TASK REQUIREMENTS:
Find the lines holding "this" and copy them.

(Recorded data)
■ ■ ■ ■
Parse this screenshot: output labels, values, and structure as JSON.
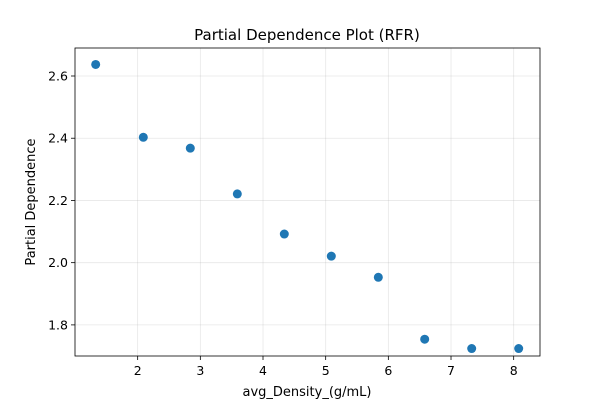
{
  "chart_data": {
    "type": "scatter",
    "title": "Partial Dependence Plot (RFR)",
    "xlabel": "avg_Density_(g/mL)",
    "ylabel": "Partial Dependence",
    "xlim": [
      1.0,
      8.42
    ],
    "ylim": [
      1.7,
      2.69
    ],
    "xticks": [
      2,
      3,
      4,
      5,
      6,
      7,
      8
    ],
    "yticks": [
      1.8,
      2.0,
      2.2,
      2.4,
      2.6
    ],
    "x_tick_labels": [
      "2",
      "3",
      "4",
      "5",
      "6",
      "7",
      "8"
    ],
    "y_tick_labels": [
      "1.8",
      "2.0",
      "2.2",
      "2.4",
      "2.6"
    ],
    "grid": true,
    "marker_color": "#1f77b4",
    "x": [
      1.33,
      2.09,
      2.84,
      3.59,
      4.34,
      5.09,
      5.84,
      6.58,
      7.33,
      8.08
    ],
    "y": [
      2.637,
      2.403,
      2.368,
      2.221,
      2.092,
      2.021,
      1.953,
      1.754,
      1.724,
      1.724
    ]
  }
}
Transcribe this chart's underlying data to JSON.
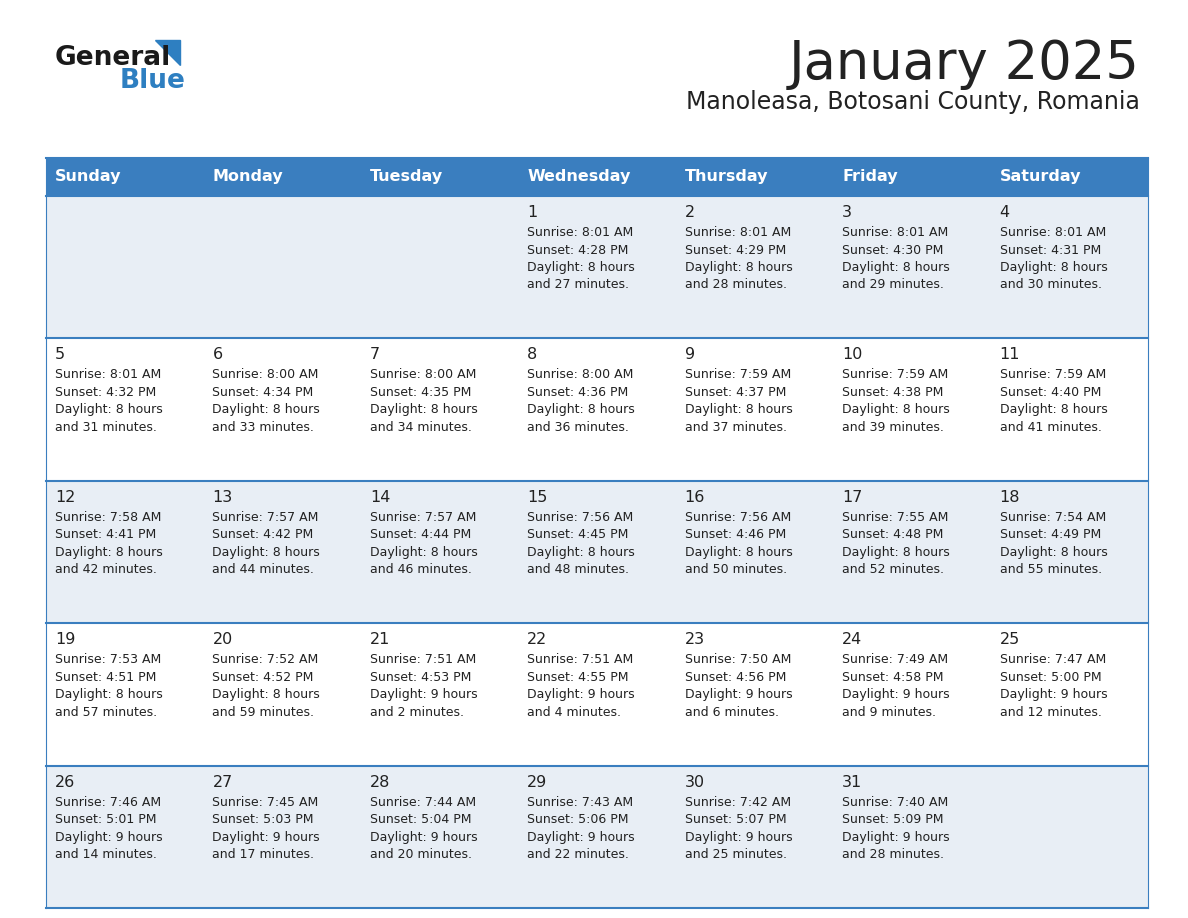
{
  "title": "January 2025",
  "subtitle": "Manoleasa, Botosani County, Romania",
  "header_bg_color": "#3a7ebf",
  "header_text_color": "#ffffff",
  "row_bg_even": "#e8eef5",
  "row_bg_odd": "#ffffff",
  "border_color": "#3a7ebf",
  "day_headers": [
    "Sunday",
    "Monday",
    "Tuesday",
    "Wednesday",
    "Thursday",
    "Friday",
    "Saturday"
  ],
  "title_color": "#222222",
  "subtitle_color": "#222222",
  "day_num_color": "#222222",
  "info_color": "#222222",
  "days": [
    {
      "row": 0,
      "col": 0,
      "num": "",
      "sunrise": "",
      "sunset": "",
      "daylight": ""
    },
    {
      "row": 0,
      "col": 1,
      "num": "",
      "sunrise": "",
      "sunset": "",
      "daylight": ""
    },
    {
      "row": 0,
      "col": 2,
      "num": "",
      "sunrise": "",
      "sunset": "",
      "daylight": ""
    },
    {
      "row": 0,
      "col": 3,
      "num": "1",
      "sunrise": "Sunrise: 8:01 AM",
      "sunset": "Sunset: 4:28 PM",
      "daylight": "Daylight: 8 hours\nand 27 minutes."
    },
    {
      "row": 0,
      "col": 4,
      "num": "2",
      "sunrise": "Sunrise: 8:01 AM",
      "sunset": "Sunset: 4:29 PM",
      "daylight": "Daylight: 8 hours\nand 28 minutes."
    },
    {
      "row": 0,
      "col": 5,
      "num": "3",
      "sunrise": "Sunrise: 8:01 AM",
      "sunset": "Sunset: 4:30 PM",
      "daylight": "Daylight: 8 hours\nand 29 minutes."
    },
    {
      "row": 0,
      "col": 6,
      "num": "4",
      "sunrise": "Sunrise: 8:01 AM",
      "sunset": "Sunset: 4:31 PM",
      "daylight": "Daylight: 8 hours\nand 30 minutes."
    },
    {
      "row": 1,
      "col": 0,
      "num": "5",
      "sunrise": "Sunrise: 8:01 AM",
      "sunset": "Sunset: 4:32 PM",
      "daylight": "Daylight: 8 hours\nand 31 minutes."
    },
    {
      "row": 1,
      "col": 1,
      "num": "6",
      "sunrise": "Sunrise: 8:00 AM",
      "sunset": "Sunset: 4:34 PM",
      "daylight": "Daylight: 8 hours\nand 33 minutes."
    },
    {
      "row": 1,
      "col": 2,
      "num": "7",
      "sunrise": "Sunrise: 8:00 AM",
      "sunset": "Sunset: 4:35 PM",
      "daylight": "Daylight: 8 hours\nand 34 minutes."
    },
    {
      "row": 1,
      "col": 3,
      "num": "8",
      "sunrise": "Sunrise: 8:00 AM",
      "sunset": "Sunset: 4:36 PM",
      "daylight": "Daylight: 8 hours\nand 36 minutes."
    },
    {
      "row": 1,
      "col": 4,
      "num": "9",
      "sunrise": "Sunrise: 7:59 AM",
      "sunset": "Sunset: 4:37 PM",
      "daylight": "Daylight: 8 hours\nand 37 minutes."
    },
    {
      "row": 1,
      "col": 5,
      "num": "10",
      "sunrise": "Sunrise: 7:59 AM",
      "sunset": "Sunset: 4:38 PM",
      "daylight": "Daylight: 8 hours\nand 39 minutes."
    },
    {
      "row": 1,
      "col": 6,
      "num": "11",
      "sunrise": "Sunrise: 7:59 AM",
      "sunset": "Sunset: 4:40 PM",
      "daylight": "Daylight: 8 hours\nand 41 minutes."
    },
    {
      "row": 2,
      "col": 0,
      "num": "12",
      "sunrise": "Sunrise: 7:58 AM",
      "sunset": "Sunset: 4:41 PM",
      "daylight": "Daylight: 8 hours\nand 42 minutes."
    },
    {
      "row": 2,
      "col": 1,
      "num": "13",
      "sunrise": "Sunrise: 7:57 AM",
      "sunset": "Sunset: 4:42 PM",
      "daylight": "Daylight: 8 hours\nand 44 minutes."
    },
    {
      "row": 2,
      "col": 2,
      "num": "14",
      "sunrise": "Sunrise: 7:57 AM",
      "sunset": "Sunset: 4:44 PM",
      "daylight": "Daylight: 8 hours\nand 46 minutes."
    },
    {
      "row": 2,
      "col": 3,
      "num": "15",
      "sunrise": "Sunrise: 7:56 AM",
      "sunset": "Sunset: 4:45 PM",
      "daylight": "Daylight: 8 hours\nand 48 minutes."
    },
    {
      "row": 2,
      "col": 4,
      "num": "16",
      "sunrise": "Sunrise: 7:56 AM",
      "sunset": "Sunset: 4:46 PM",
      "daylight": "Daylight: 8 hours\nand 50 minutes."
    },
    {
      "row": 2,
      "col": 5,
      "num": "17",
      "sunrise": "Sunrise: 7:55 AM",
      "sunset": "Sunset: 4:48 PM",
      "daylight": "Daylight: 8 hours\nand 52 minutes."
    },
    {
      "row": 2,
      "col": 6,
      "num": "18",
      "sunrise": "Sunrise: 7:54 AM",
      "sunset": "Sunset: 4:49 PM",
      "daylight": "Daylight: 8 hours\nand 55 minutes."
    },
    {
      "row": 3,
      "col": 0,
      "num": "19",
      "sunrise": "Sunrise: 7:53 AM",
      "sunset": "Sunset: 4:51 PM",
      "daylight": "Daylight: 8 hours\nand 57 minutes."
    },
    {
      "row": 3,
      "col": 1,
      "num": "20",
      "sunrise": "Sunrise: 7:52 AM",
      "sunset": "Sunset: 4:52 PM",
      "daylight": "Daylight: 8 hours\nand 59 minutes."
    },
    {
      "row": 3,
      "col": 2,
      "num": "21",
      "sunrise": "Sunrise: 7:51 AM",
      "sunset": "Sunset: 4:53 PM",
      "daylight": "Daylight: 9 hours\nand 2 minutes."
    },
    {
      "row": 3,
      "col": 3,
      "num": "22",
      "sunrise": "Sunrise: 7:51 AM",
      "sunset": "Sunset: 4:55 PM",
      "daylight": "Daylight: 9 hours\nand 4 minutes."
    },
    {
      "row": 3,
      "col": 4,
      "num": "23",
      "sunrise": "Sunrise: 7:50 AM",
      "sunset": "Sunset: 4:56 PM",
      "daylight": "Daylight: 9 hours\nand 6 minutes."
    },
    {
      "row": 3,
      "col": 5,
      "num": "24",
      "sunrise": "Sunrise: 7:49 AM",
      "sunset": "Sunset: 4:58 PM",
      "daylight": "Daylight: 9 hours\nand 9 minutes."
    },
    {
      "row": 3,
      "col": 6,
      "num": "25",
      "sunrise": "Sunrise: 7:47 AM",
      "sunset": "Sunset: 5:00 PM",
      "daylight": "Daylight: 9 hours\nand 12 minutes."
    },
    {
      "row": 4,
      "col": 0,
      "num": "26",
      "sunrise": "Sunrise: 7:46 AM",
      "sunset": "Sunset: 5:01 PM",
      "daylight": "Daylight: 9 hours\nand 14 minutes."
    },
    {
      "row": 4,
      "col": 1,
      "num": "27",
      "sunrise": "Sunrise: 7:45 AM",
      "sunset": "Sunset: 5:03 PM",
      "daylight": "Daylight: 9 hours\nand 17 minutes."
    },
    {
      "row": 4,
      "col": 2,
      "num": "28",
      "sunrise": "Sunrise: 7:44 AM",
      "sunset": "Sunset: 5:04 PM",
      "daylight": "Daylight: 9 hours\nand 20 minutes."
    },
    {
      "row": 4,
      "col": 3,
      "num": "29",
      "sunrise": "Sunrise: 7:43 AM",
      "sunset": "Sunset: 5:06 PM",
      "daylight": "Daylight: 9 hours\nand 22 minutes."
    },
    {
      "row": 4,
      "col": 4,
      "num": "30",
      "sunrise": "Sunrise: 7:42 AM",
      "sunset": "Sunset: 5:07 PM",
      "daylight": "Daylight: 9 hours\nand 25 minutes."
    },
    {
      "row": 4,
      "col": 5,
      "num": "31",
      "sunrise": "Sunrise: 7:40 AM",
      "sunset": "Sunset: 5:09 PM",
      "daylight": "Daylight: 9 hours\nand 28 minutes."
    },
    {
      "row": 4,
      "col": 6,
      "num": "",
      "sunrise": "",
      "sunset": "",
      "daylight": ""
    }
  ]
}
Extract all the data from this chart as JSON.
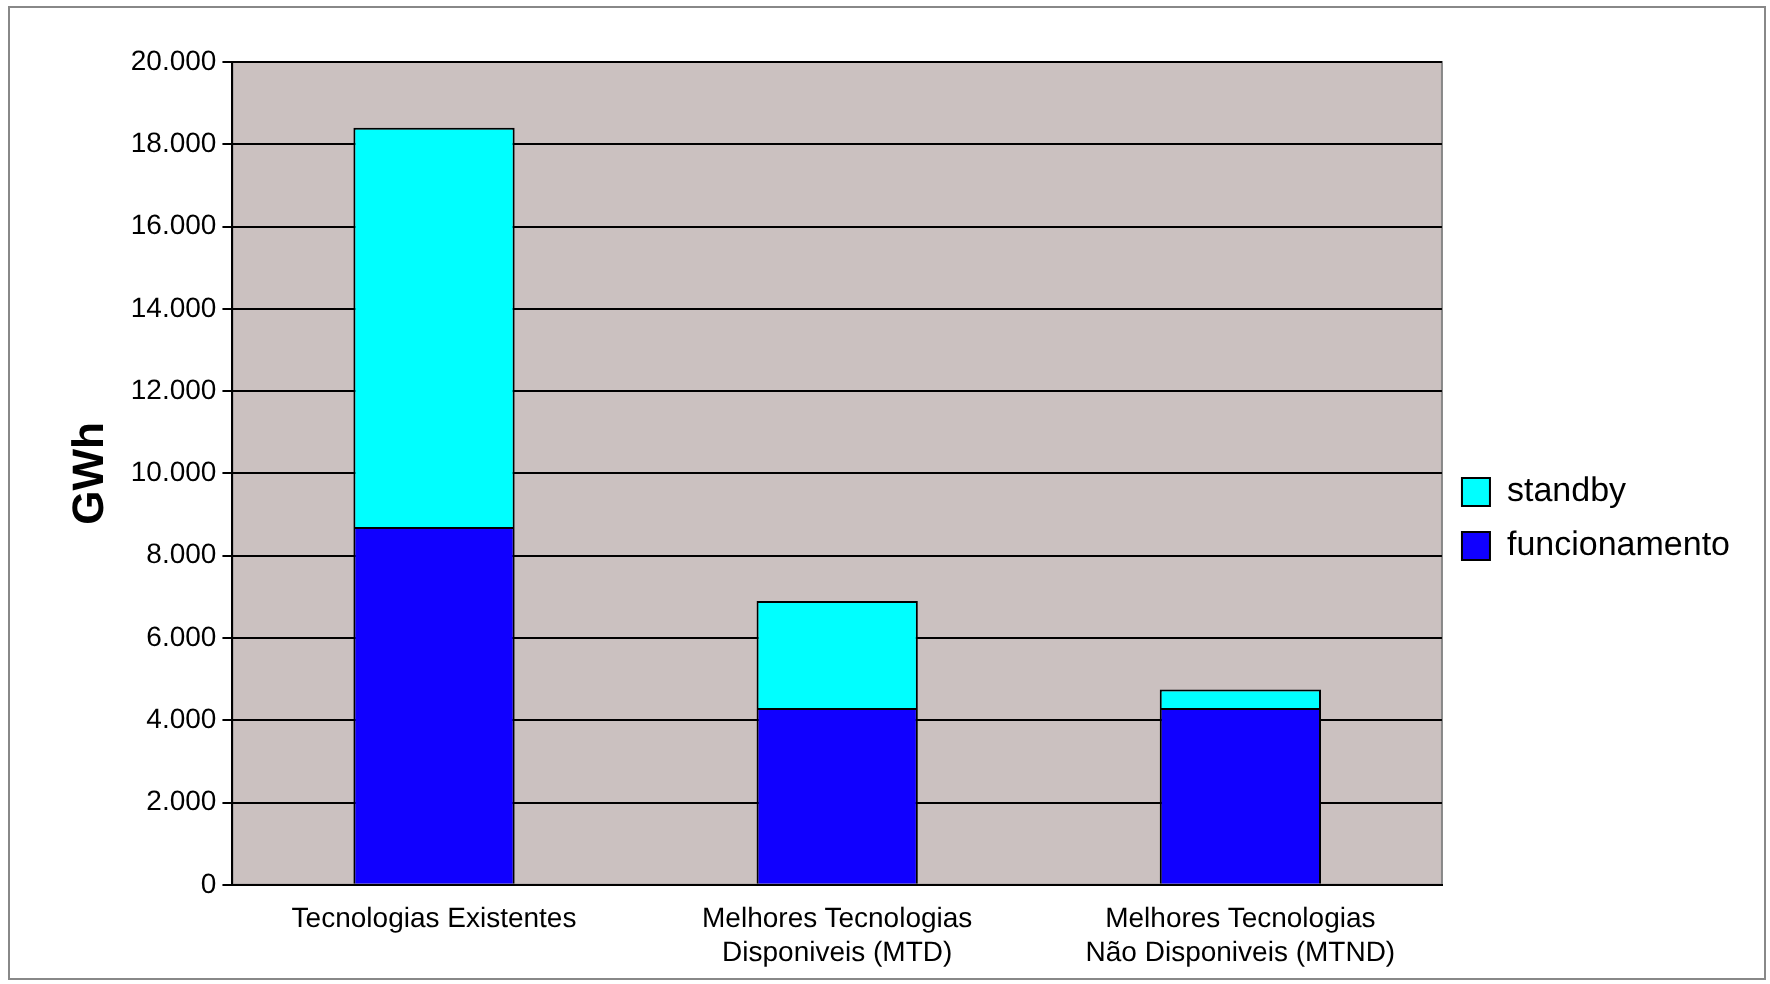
{
  "chart_data": {
    "type": "bar",
    "stacked": true,
    "ylabel": "GWh",
    "categories": [
      "Tecnologias Existentes",
      "Melhores Tecnologias Disponiveis (MTD)",
      "Melhores Tecnologias Não Disponiveis (MTND)"
    ],
    "series": [
      {
        "name": "funcionamento",
        "color": "#1000ff",
        "values": [
          8700,
          4300,
          4300
        ]
      },
      {
        "name": "standby",
        "color": "#00ffff",
        "values": [
          9700,
          2600,
          450
        ]
      }
    ],
    "ylim": [
      0,
      20000
    ],
    "yticks": [
      0,
      {
        "value": 2000,
        "label": "2.000"
      },
      {
        "value": 4000,
        "label": "4.000"
      },
      {
        "value": 6000,
        "label": "6.000"
      },
      {
        "value": 8000,
        "label": "8.000"
      },
      {
        "value": 10000,
        "label": "10.000"
      },
      {
        "value": 12000,
        "label": "12.000"
      },
      {
        "value": 14000,
        "label": "14.000"
      },
      {
        "value": 16000,
        "label": "16.000"
      },
      {
        "value": 18000,
        "label": "18.000"
      },
      {
        "value": 20000,
        "label": "20.000"
      }
    ],
    "grid": "y",
    "legend": "right"
  }
}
■ ■ ■ ■
SOLUTION TO THE EXERCISE:
Parse this screenshot: output labels, values, and structure as JSON.
Transcribe this chart's underlying data to JSON.
Extract all the data from this chart as JSON.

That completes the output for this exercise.